Extracted data entries
↓↓↓

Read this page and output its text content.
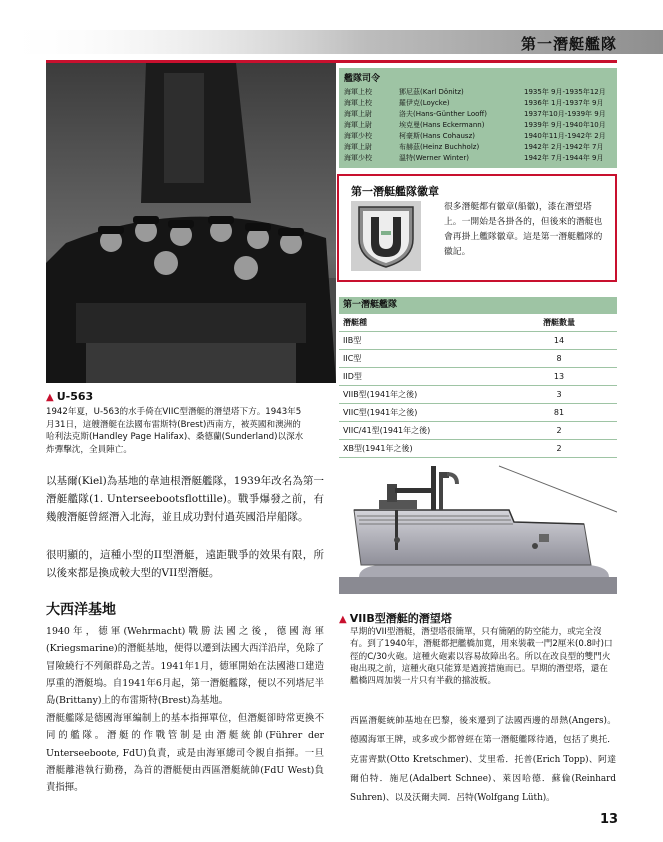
第一潛艇艦隊
▲ U-563
1942年夏，U-563的水手倚在VIIC型潛艇的潛望塔下方。1943年5月31日，這艘潛艇在法國布雷斯特(Brest)西南方，被英國和澳洲的哈利法克斯(Handley Page Halifax)、桑德蘭(Sunderland)以深水炸彈擊沈，全員陣亡。
艦隊司令
海軍上校	鄧尼茲(Karl Dönitz)	1935年 9月-1935年12月
海軍上校	羅伊克(Loycke)	1936年 1月-1937年 9月
海軍上尉	洛夫(Hans-Günther Looff)	1937年10月-1939年 9月
海軍上尉	埃克曼(Hans Eckermann)	1939年 9月-1940年10月
海軍少校	柯豪斯(Hans Cohausz)	1940年11月-1942年 2月
海軍上尉	布赫茲(Heinz Buchholz)	1942年 2月-1942年 7月
海軍少校	溫特(Werner Winter)	1942年 7月-1944年 9月
第一潛艇艦隊徽章
很多潛艇都有徽章(船徽)，漆在潛望塔上。一開始是各掛各的，但後來的潛艇也會再掛上艦隊徽章。這是第一潛艇艦隊的徽記。
第一潛艇艦隊
潛艇種	潛艇數量
IIB型	14
IIC型	8
IID型	13
VIIB型(1941年之後)	3
VIIC型(1941年之後)	81
VIIC/41型(1941年之後)	2
XB型(1941年之後)	2
以基爾(Kiel)為基地的韋迪根潛艇艦隊，1939年改名為第一潛艇艦隊(1. Unterseebootsflottille)。戰爭爆發之前，有幾艘潛艇曾經潛入北海，並且成功對付過英國沿岸船隊。
很明顯的，這種小型的II型潛艇，遠距戰爭的效果有限，所以後來都是換成較大型的VII型潛艇。
大西洋基地
1940年，德軍(Wehrmacht)戰勝法國之後，德國海軍(Kriegsmarine)的潛艇基地，便得以遷到法國大西洋沿岸，免除了冒險繞行不列顛群島之苦。1941年1月，德軍開始在法國港口建造厚重的潛艇塢。自1941年6月起，第一潛艇艦隊，便以不列塔尼半島(Brittany)上的布雷斯特(Brest)為基地。
潛艇艦隊是德國海軍編制上的基本指揮單位，但潛艇卻時常更換不同的艦隊。潛艇的作戰管制是由潛艇統帥(Führer der Unterseeboote, FdU)負責，或是由海軍總司令親自指揮。一旦潛艇離港執行勤務，為首的潛艇便由西區潛艇統帥(FdU West)負責指揮。
▲ VIIB型潛艇的潛望塔
早期的VII型潛艇，潛望塔很簡單，只有簡陋的防空能力，或完全沒有。到了1940年，潛艇都把艦橋加寬，用來裝載一門2厘米(0.8吋)口徑的C/30火砲。這種火砲素以容易故障出名。所以在改良型的雙門火砲出現之前，這種火砲只能算是過渡措施而已。早期的潛望塔，還在艦橋四周加裝一片只有半截的擋波板。
西區潛艇統帥基地在巴黎，後來遷到了法國西邊的昂熱(Angers)。德國海軍王牌，或多或少都曾經在第一潛艇艦隊待過，包括了奧托．克雷齊默(Otto Kretschmer)、艾里希．托普(Erich Topp)、阿達爾伯特．施尼(Adalbert Schnee)、萊因哈德．蘇倫(Reinhard Suhren)、以及沃爾夫岡．呂特(Wolfgang Lüth)。
13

↑↑↑

**Task prompt**
Display every line of the listing that contains the string "海軍少校".

**Exercise solution**
海軍少校	柯豪斯(Hans Cohausz)	1940年11月-1942年 2月
海軍少校	溫特(Werner Winter)	1942年 7月-1944年 9月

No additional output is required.